Extracted entries

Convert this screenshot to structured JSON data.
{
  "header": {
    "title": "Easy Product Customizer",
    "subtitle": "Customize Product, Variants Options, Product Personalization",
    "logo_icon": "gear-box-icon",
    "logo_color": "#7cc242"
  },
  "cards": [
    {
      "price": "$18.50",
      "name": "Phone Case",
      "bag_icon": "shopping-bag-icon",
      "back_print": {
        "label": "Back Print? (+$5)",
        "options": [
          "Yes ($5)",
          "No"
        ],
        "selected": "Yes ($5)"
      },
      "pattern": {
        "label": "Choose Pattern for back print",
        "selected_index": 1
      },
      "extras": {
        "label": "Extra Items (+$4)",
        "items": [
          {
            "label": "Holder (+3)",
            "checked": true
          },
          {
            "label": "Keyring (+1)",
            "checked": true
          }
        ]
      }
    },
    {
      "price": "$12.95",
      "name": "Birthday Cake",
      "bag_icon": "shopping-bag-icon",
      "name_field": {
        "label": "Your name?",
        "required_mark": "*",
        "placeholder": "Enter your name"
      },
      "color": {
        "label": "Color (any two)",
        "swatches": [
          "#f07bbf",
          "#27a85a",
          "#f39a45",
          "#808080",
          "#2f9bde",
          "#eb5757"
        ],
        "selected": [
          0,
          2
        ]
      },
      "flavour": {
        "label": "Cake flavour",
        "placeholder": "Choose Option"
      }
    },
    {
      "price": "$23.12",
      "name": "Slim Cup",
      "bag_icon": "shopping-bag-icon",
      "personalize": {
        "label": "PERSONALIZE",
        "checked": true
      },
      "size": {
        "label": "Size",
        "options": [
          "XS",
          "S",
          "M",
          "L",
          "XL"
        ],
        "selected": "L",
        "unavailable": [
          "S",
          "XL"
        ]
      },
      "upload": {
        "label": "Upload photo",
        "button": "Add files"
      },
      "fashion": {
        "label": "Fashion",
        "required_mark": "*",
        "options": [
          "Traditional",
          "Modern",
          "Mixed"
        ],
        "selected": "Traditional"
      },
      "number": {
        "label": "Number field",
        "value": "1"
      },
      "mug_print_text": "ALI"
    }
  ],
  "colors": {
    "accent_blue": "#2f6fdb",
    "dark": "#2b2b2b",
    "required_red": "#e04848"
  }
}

--

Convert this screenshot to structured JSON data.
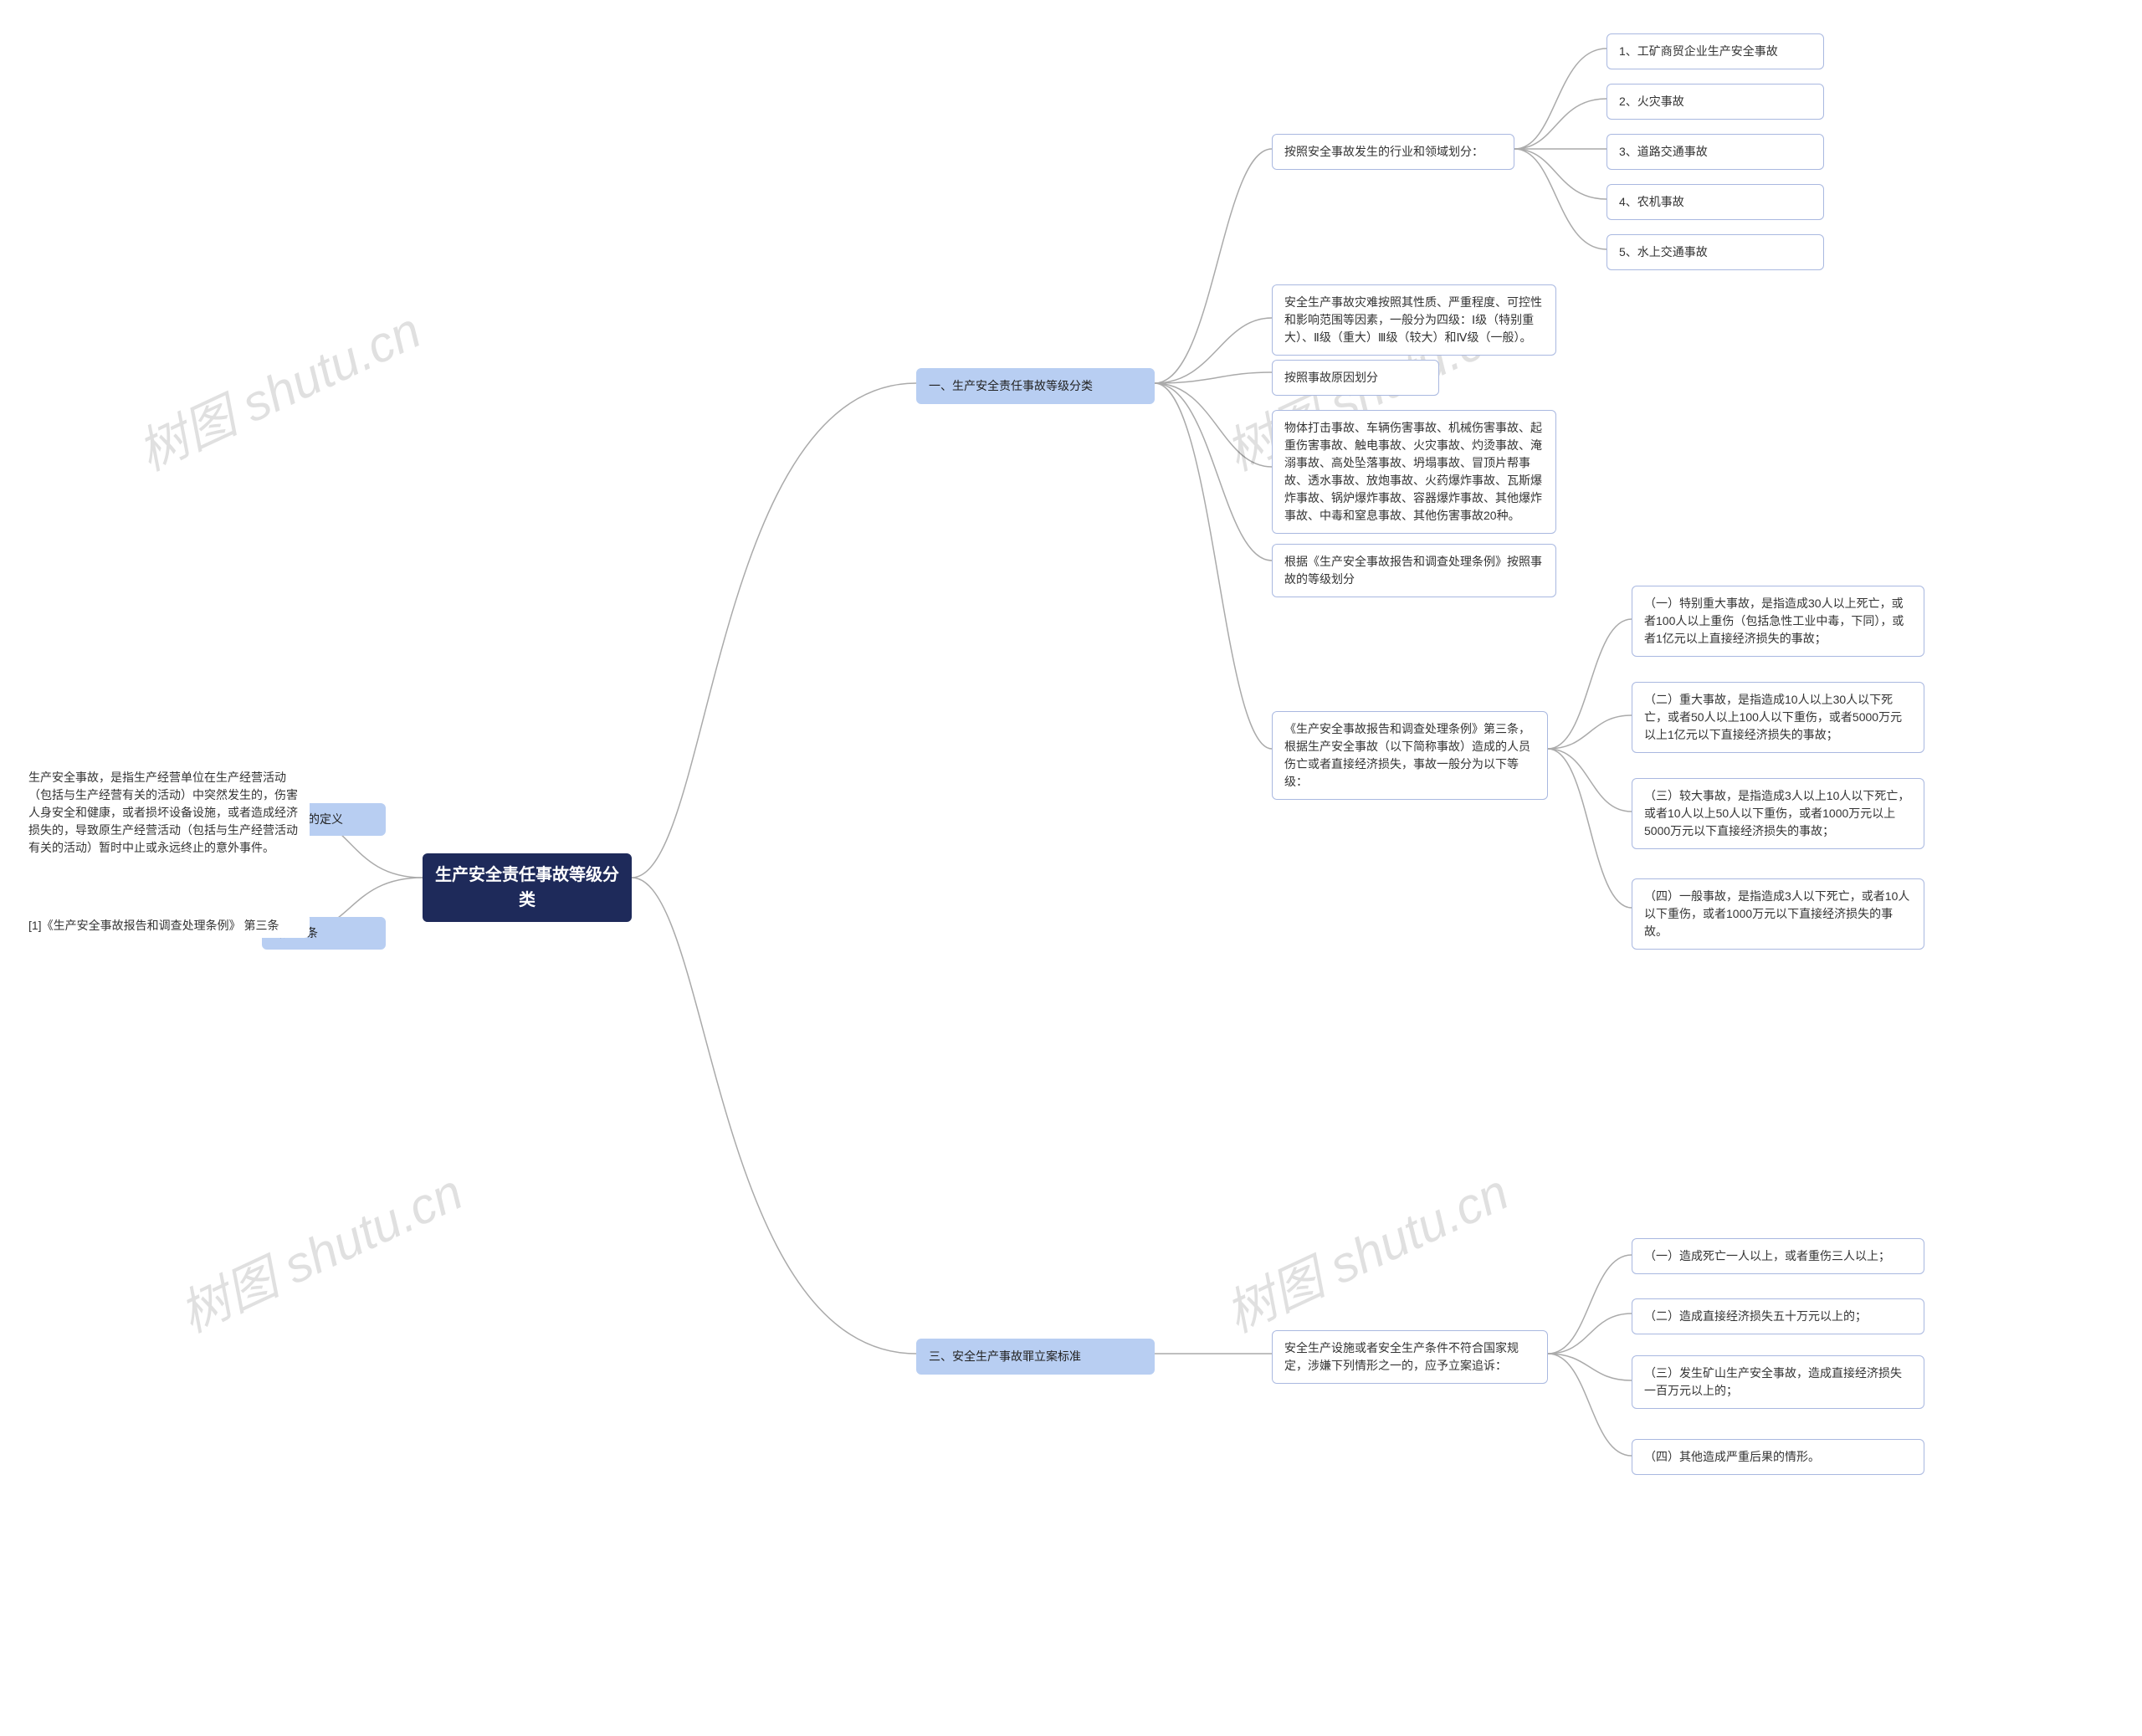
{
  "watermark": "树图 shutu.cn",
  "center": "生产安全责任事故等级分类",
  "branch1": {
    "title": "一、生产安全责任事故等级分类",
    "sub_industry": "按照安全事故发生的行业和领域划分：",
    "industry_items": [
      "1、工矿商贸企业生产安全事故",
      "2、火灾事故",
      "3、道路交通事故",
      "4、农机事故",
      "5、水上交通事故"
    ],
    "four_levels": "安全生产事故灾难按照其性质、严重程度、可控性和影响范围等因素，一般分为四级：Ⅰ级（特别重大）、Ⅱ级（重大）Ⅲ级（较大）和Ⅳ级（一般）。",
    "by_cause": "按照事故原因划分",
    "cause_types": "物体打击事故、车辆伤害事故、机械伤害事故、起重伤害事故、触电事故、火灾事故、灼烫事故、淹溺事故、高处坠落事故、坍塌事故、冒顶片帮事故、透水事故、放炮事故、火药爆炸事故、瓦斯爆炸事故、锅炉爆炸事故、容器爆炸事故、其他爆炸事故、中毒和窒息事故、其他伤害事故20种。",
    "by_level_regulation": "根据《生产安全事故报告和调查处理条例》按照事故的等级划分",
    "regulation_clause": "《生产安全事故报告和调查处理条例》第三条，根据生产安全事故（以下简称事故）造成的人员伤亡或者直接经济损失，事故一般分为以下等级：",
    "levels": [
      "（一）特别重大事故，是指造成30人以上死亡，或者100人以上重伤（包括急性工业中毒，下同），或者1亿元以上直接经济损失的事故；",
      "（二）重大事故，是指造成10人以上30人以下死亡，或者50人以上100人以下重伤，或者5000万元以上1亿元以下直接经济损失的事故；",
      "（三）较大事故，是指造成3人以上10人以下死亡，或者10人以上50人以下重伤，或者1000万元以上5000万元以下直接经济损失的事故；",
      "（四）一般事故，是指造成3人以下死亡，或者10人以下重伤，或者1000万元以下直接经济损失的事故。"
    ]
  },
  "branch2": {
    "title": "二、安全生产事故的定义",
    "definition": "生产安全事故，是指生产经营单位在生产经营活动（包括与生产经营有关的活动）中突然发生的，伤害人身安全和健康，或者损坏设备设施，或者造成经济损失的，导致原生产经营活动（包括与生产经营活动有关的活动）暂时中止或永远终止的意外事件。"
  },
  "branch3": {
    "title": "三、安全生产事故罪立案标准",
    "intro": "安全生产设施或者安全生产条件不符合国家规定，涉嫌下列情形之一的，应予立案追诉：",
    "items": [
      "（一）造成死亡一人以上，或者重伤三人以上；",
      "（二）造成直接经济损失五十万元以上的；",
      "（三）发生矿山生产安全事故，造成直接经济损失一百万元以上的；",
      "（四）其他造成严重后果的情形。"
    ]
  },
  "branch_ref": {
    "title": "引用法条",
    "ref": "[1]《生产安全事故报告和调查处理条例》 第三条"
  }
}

--

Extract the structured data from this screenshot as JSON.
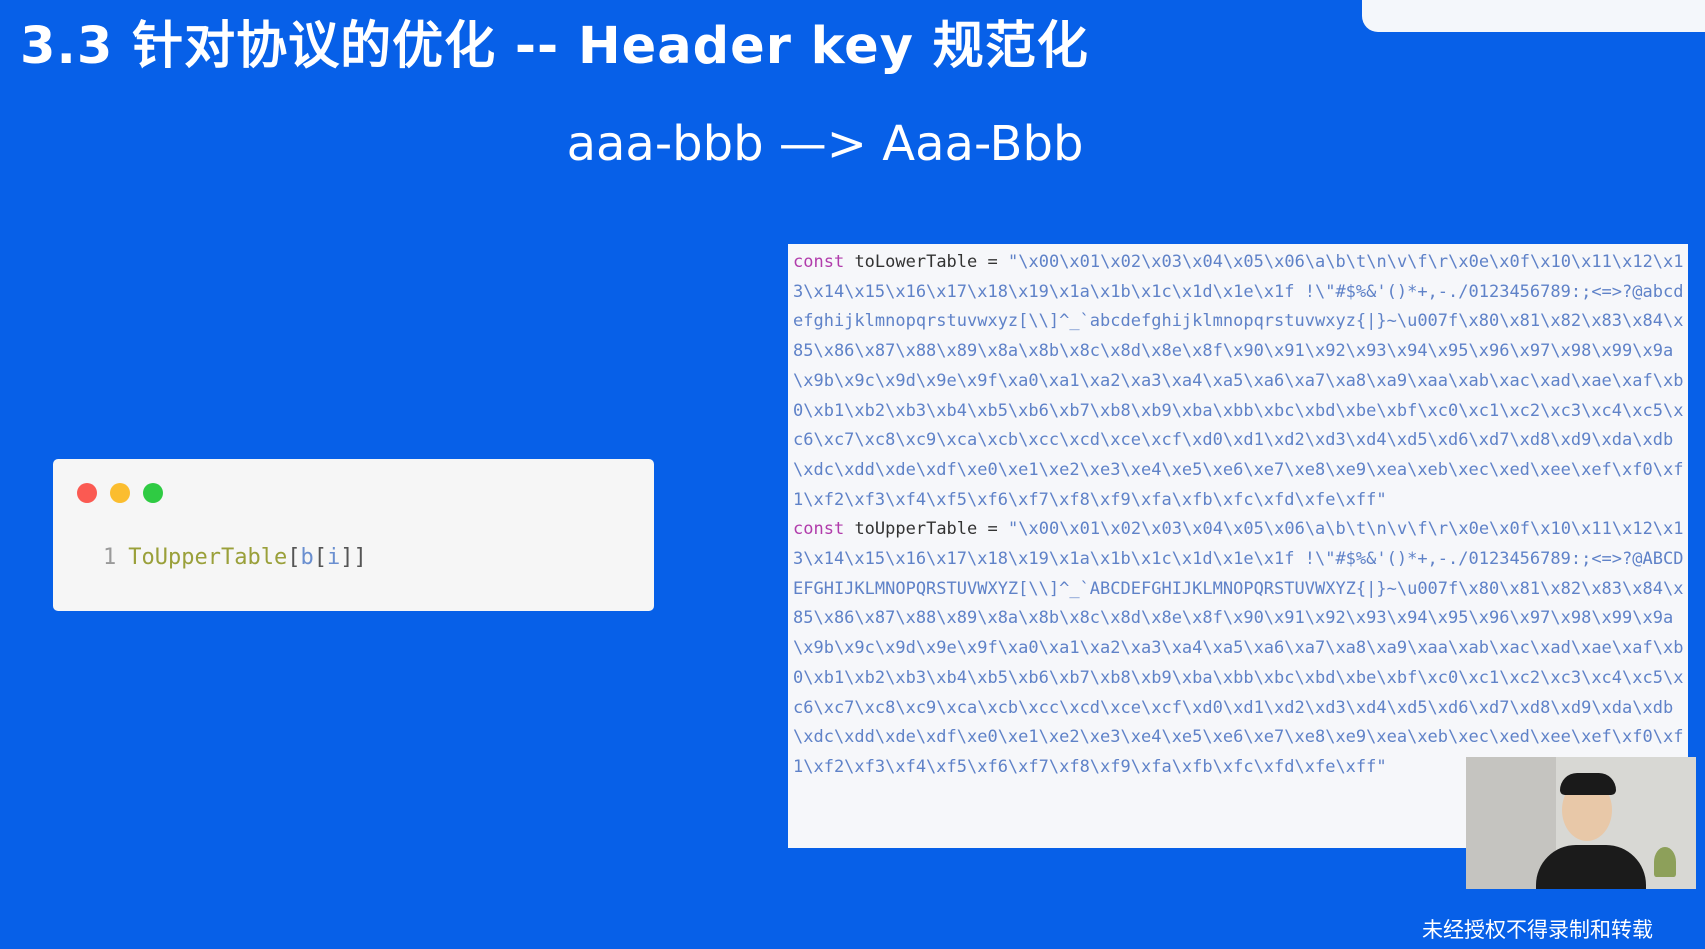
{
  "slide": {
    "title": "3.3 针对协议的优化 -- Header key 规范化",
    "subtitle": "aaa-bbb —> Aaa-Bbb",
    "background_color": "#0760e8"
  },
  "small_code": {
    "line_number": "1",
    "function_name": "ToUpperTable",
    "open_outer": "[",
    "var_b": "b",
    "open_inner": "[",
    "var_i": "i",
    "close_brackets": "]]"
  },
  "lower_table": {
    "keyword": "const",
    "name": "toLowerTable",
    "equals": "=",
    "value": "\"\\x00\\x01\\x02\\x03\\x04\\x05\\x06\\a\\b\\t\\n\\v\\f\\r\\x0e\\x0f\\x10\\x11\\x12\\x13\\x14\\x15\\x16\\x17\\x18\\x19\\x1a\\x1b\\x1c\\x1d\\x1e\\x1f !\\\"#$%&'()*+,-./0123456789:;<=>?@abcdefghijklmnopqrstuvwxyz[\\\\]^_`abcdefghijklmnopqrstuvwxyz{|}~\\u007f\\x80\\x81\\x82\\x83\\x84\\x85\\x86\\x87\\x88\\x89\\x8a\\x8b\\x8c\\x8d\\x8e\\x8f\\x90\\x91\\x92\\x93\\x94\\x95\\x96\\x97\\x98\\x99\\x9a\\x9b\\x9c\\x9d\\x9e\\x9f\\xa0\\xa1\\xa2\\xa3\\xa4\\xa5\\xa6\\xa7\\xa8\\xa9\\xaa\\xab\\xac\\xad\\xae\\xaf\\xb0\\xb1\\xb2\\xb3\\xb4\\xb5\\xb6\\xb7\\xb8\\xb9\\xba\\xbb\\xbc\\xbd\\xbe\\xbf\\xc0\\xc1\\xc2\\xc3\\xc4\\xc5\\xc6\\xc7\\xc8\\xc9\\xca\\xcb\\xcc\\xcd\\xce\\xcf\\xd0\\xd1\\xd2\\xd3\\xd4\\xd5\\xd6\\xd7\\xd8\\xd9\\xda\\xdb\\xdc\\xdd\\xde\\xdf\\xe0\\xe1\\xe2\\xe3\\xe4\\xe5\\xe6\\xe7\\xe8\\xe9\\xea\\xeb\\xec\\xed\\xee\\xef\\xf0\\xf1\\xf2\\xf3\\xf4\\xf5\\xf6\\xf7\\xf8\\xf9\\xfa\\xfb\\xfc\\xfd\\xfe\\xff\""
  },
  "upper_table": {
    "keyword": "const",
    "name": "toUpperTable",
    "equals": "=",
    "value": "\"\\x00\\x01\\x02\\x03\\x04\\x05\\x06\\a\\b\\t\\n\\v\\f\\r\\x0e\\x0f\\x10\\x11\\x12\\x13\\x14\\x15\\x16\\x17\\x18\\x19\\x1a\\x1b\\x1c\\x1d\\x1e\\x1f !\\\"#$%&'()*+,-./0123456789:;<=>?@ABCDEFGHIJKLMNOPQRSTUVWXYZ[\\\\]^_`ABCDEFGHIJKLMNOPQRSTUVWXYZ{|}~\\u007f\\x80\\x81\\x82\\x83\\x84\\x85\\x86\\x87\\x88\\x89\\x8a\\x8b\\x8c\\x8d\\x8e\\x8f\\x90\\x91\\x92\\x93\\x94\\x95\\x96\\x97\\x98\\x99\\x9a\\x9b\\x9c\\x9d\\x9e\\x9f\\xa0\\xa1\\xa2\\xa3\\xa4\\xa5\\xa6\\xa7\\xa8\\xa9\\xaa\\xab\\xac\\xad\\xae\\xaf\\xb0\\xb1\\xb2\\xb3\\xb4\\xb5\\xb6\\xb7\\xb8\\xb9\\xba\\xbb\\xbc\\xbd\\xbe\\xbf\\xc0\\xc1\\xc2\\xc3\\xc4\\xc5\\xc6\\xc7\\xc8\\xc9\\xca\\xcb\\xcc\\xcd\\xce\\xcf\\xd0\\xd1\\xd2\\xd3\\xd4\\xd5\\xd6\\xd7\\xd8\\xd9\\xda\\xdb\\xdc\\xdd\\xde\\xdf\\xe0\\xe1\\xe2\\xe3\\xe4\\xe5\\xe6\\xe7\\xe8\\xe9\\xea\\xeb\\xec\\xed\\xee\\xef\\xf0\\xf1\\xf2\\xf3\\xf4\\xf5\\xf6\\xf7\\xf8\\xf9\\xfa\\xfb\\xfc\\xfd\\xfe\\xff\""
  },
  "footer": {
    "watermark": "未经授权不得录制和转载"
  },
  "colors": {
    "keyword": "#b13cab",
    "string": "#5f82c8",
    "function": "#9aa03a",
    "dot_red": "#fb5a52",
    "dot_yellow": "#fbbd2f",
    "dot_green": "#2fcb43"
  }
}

Task instructions
Determine how many lines in the listing above hold the string "Product", then write only the number.

Task output
2